* DATA FOR THIS EXERCISE:
§

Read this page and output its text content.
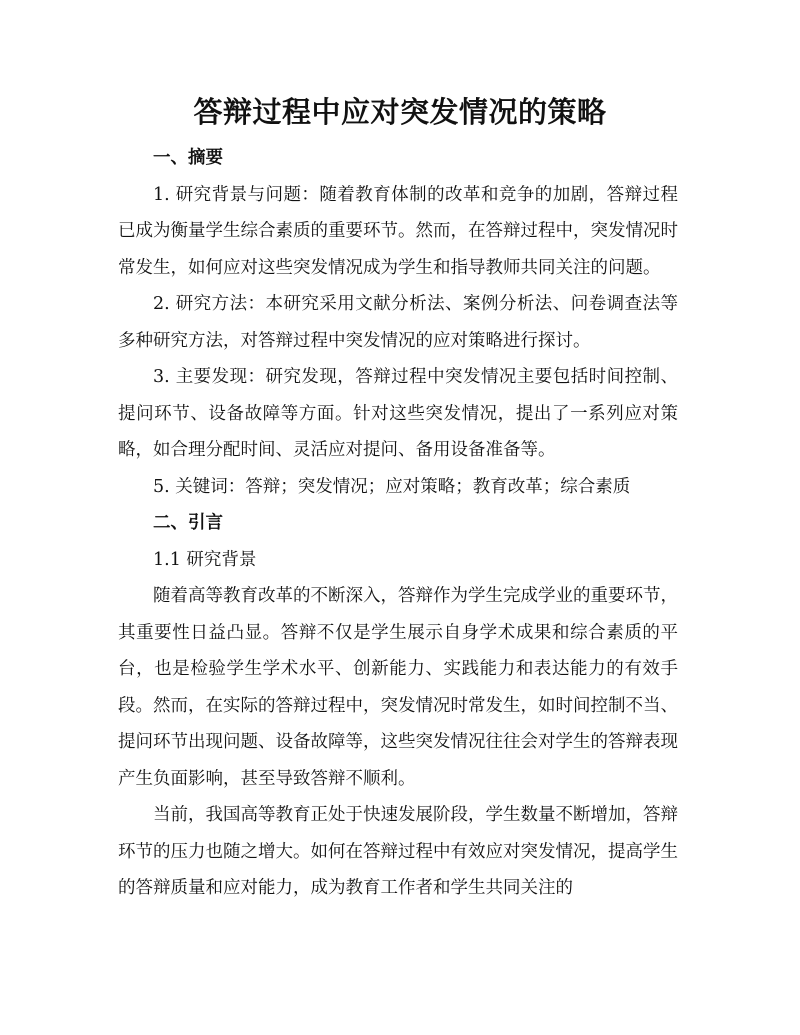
答辩过程中应对突发情况的策略

一、摘要

1. 研究背景与问题：随着教育体制的改革和竞争的加剧，答辩过程已成为衡量学生综合素质的重要环节。然而，在答辩过程中，突发情况时常发生，如何应对这些突发情况成为学生和指导教师共同关注的问题。

2. 研究方法：本研究采用文献分析法、案例分析法、问卷调查法等多种研究方法，对答辩过程中突发情况的应对策略进行探讨。

3. 主要发现：研究发现，答辩过程中突发情况主要包括时间控制、提问环节、设备故障等方面。针对这些突发情况，提出了一系列应对策略，如合理分配时间、灵活应对提问、备用设备准备等。

5. 关键词：答辩；突发情况；应对策略；教育改革；综合素质

二、引言

1.1 研究背景

随着高等教育改革的不断深入，答辩作为学生完成学业的重要环节，其重要性日益凸显。答辩不仅是学生展示自身学术成果和综合素质的平台，也是检验学生学术水平、创新能力、实践能力和表达能力的有效手段。然而，在实际的答辩过程中，突发情况时常发生，如时间控制不当、提问环节出现问题、设备故障等，这些突发情况往往会对学生的答辩表现产生负面影响，甚至导致答辩不顺利。

当前，我国高等教育正处于快速发展阶段，学生数量不断增加，答辩环节的压力也随之增大。如何在答辩过程中有效应对突发情况，提高学生的答辩质量和应对能力，成为教育工作者和学生共同关注的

§

* PROBLEM DESCRIPTION:
Reproduce every line of the material precisely, omitting its pictures.

* WRITTEN SOLUTION:
Read this page and output its text content.
答辩过程中应对突发情况的策略

一、摘要

1. 研究背景与问题：随着教育体制的改革和竞争的加剧，答辩过程已成为衡量学生综合素质的重要环节。然而，在答辩过程中，突发情况时常发生，如何应对这些突发情况成为学生和指导教师共同关注的问题。

2. 研究方法：本研究采用文献分析法、案例分析法、问卷调查法等多种研究方法，对答辩过程中突发情况的应对策略进行探讨。

3. 主要发现：研究发现，答辩过程中突发情况主要包括时间控制、提问环节、设备故障等方面。针对这些突发情况，提出了一系列应对策略，如合理分配时间、灵活应对提问、备用设备准备等。

5. 关键词：答辩；突发情况；应对策略；教育改革；综合素质

二、引言

1.1 研究背景

随着高等教育改革的不断深入，答辩作为学生完成学业的重要环节，其重要性日益凸显。答辩不仅是学生展示自身学术成果和综合素质的平台，也是检验学生学术水平、创新能力、实践能力和表达能力的有效手段。然而，在实际的答辩过程中，突发情况时常发生，如时间控制不当、提问环节出现问题、设备故障等，这些突发情况往往会对学生的答辩表现产生负面影响，甚至导致答辩不顺利。

当前，我国高等教育正处于快速发展阶段，学生数量不断增加，答辩环节的压力也随之增大。如何在答辩过程中有效应对突发情况，提高学生的答辩质量和应对能力，成为教育工作者和学生共同关注的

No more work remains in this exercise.